Written problem.
Below are some records; give them all again exactly, but not the pictures.

──────── Data supplied

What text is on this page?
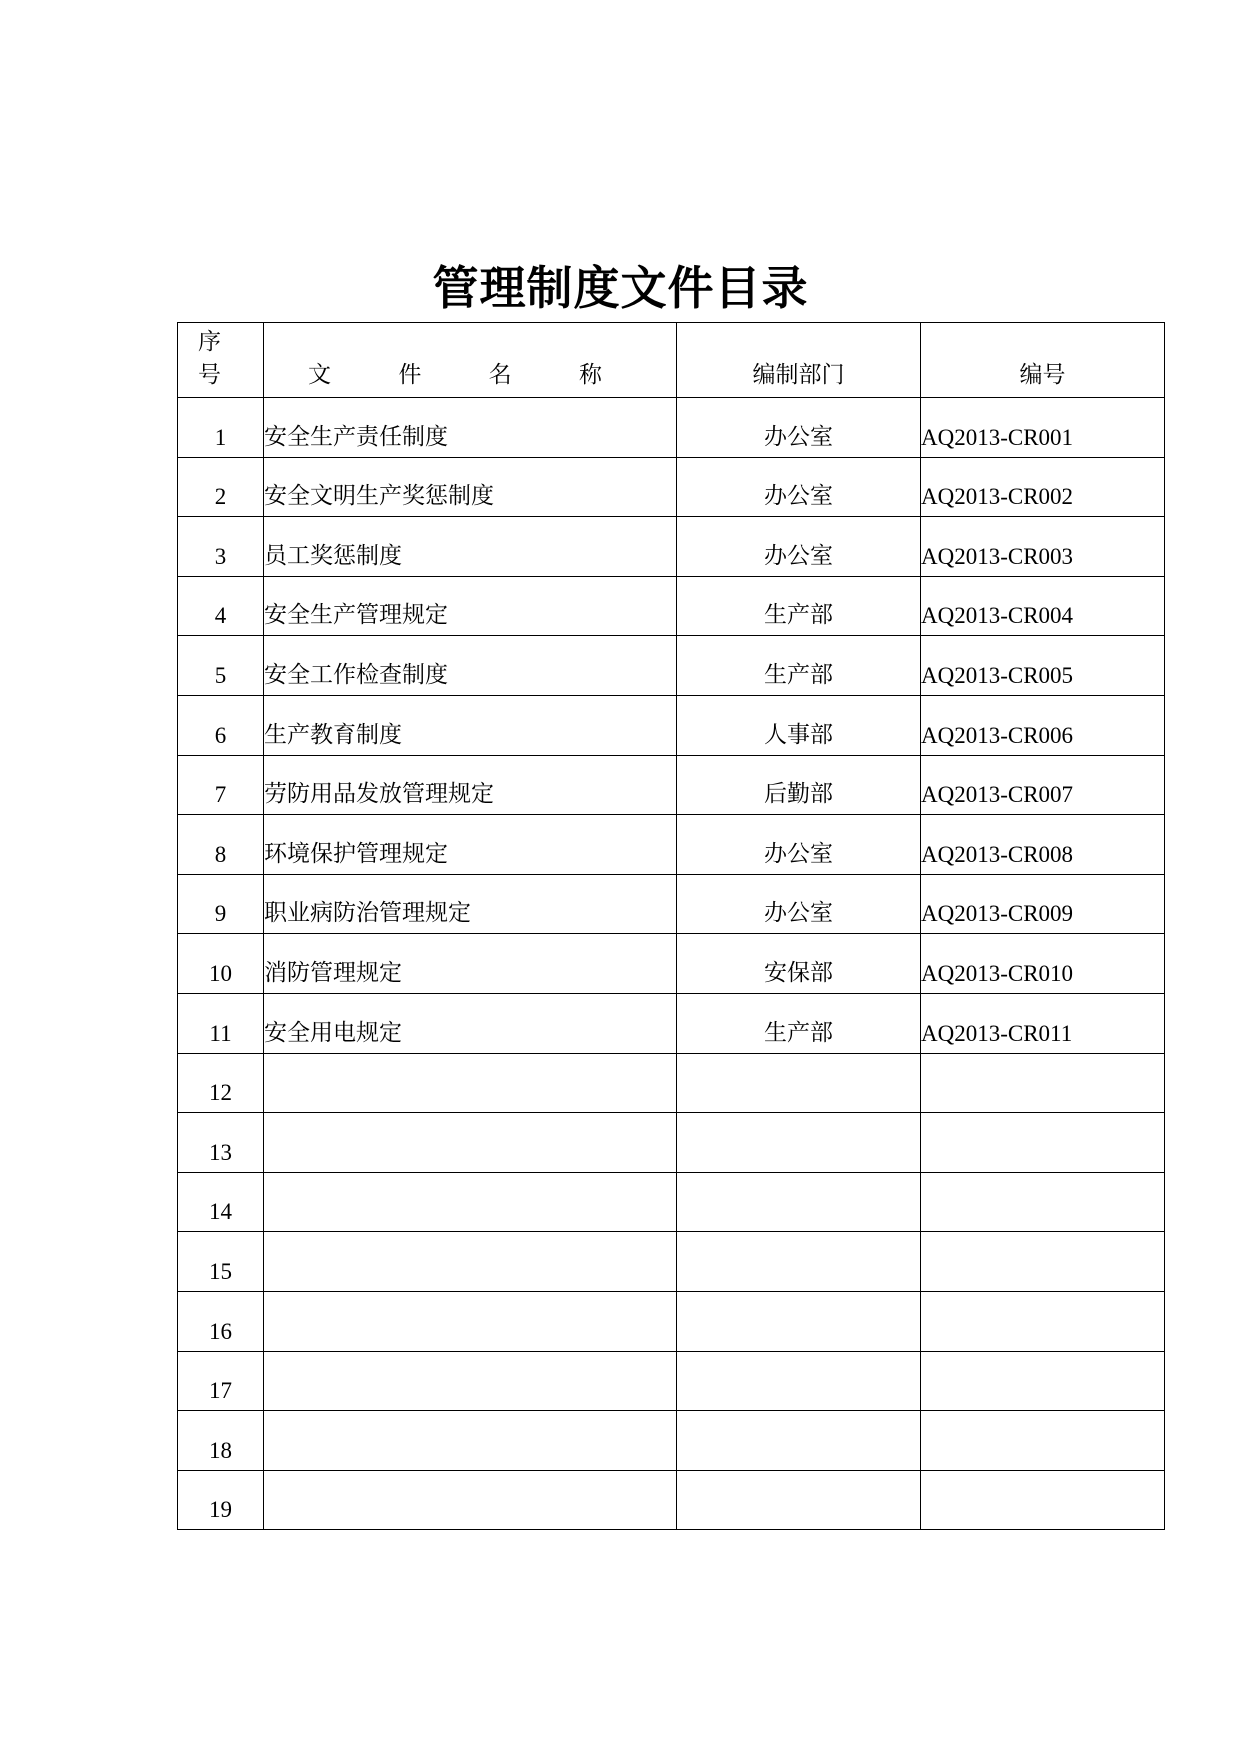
管理制度文件目录
序 号	文 件 名 称	编制部门	编号
1	安全生产责任制度	办公室	AQ2013-CR001
2	安全文明生产奖惩制度	办公室	AQ2013-CR002
3	员工奖惩制度	办公室	AQ2013-CR003
4	安全生产管理规定	生产部	AQ2013-CR004
5	安全工作检查制度	生产部	AQ2013-CR005
6	生产教育制度	人事部	AQ2013-CR006
7	劳防用品发放管理规定	后勤部	AQ2013-CR007
8	环境保护管理规定	办公室	AQ2013-CR008
9	职业病防治管理规定	办公室	AQ2013-CR009
10	消防管理规定	安保部	AQ2013-CR010
11	安全用电规定	生产部	AQ2013-CR011
12			
13			
14			
15			
16			
17			
18			
19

────────────────

Right answer.
What text is on this page?
管理制度文件目录
序 号	文 件 名 称	编制部门	编号
1	安全生产责任制度	办公室	AQ2013-CR001
2	安全文明生产奖惩制度	办公室	AQ2013-CR002
3	员工奖惩制度	办公室	AQ2013-CR003
4	安全生产管理规定	生产部	AQ2013-CR004
5	安全工作检查制度	生产部	AQ2013-CR005
6	生产教育制度	人事部	AQ2013-CR006
7	劳防用品发放管理规定	后勤部	AQ2013-CR007
8	环境保护管理规定	办公室	AQ2013-CR008
9	职业病防治管理规定	办公室	AQ2013-CR009
10	消防管理规定	安保部	AQ2013-CR010
11	安全用电规定	生产部	AQ2013-CR011
12			
13			
14			
15			
16			
17			
18			
19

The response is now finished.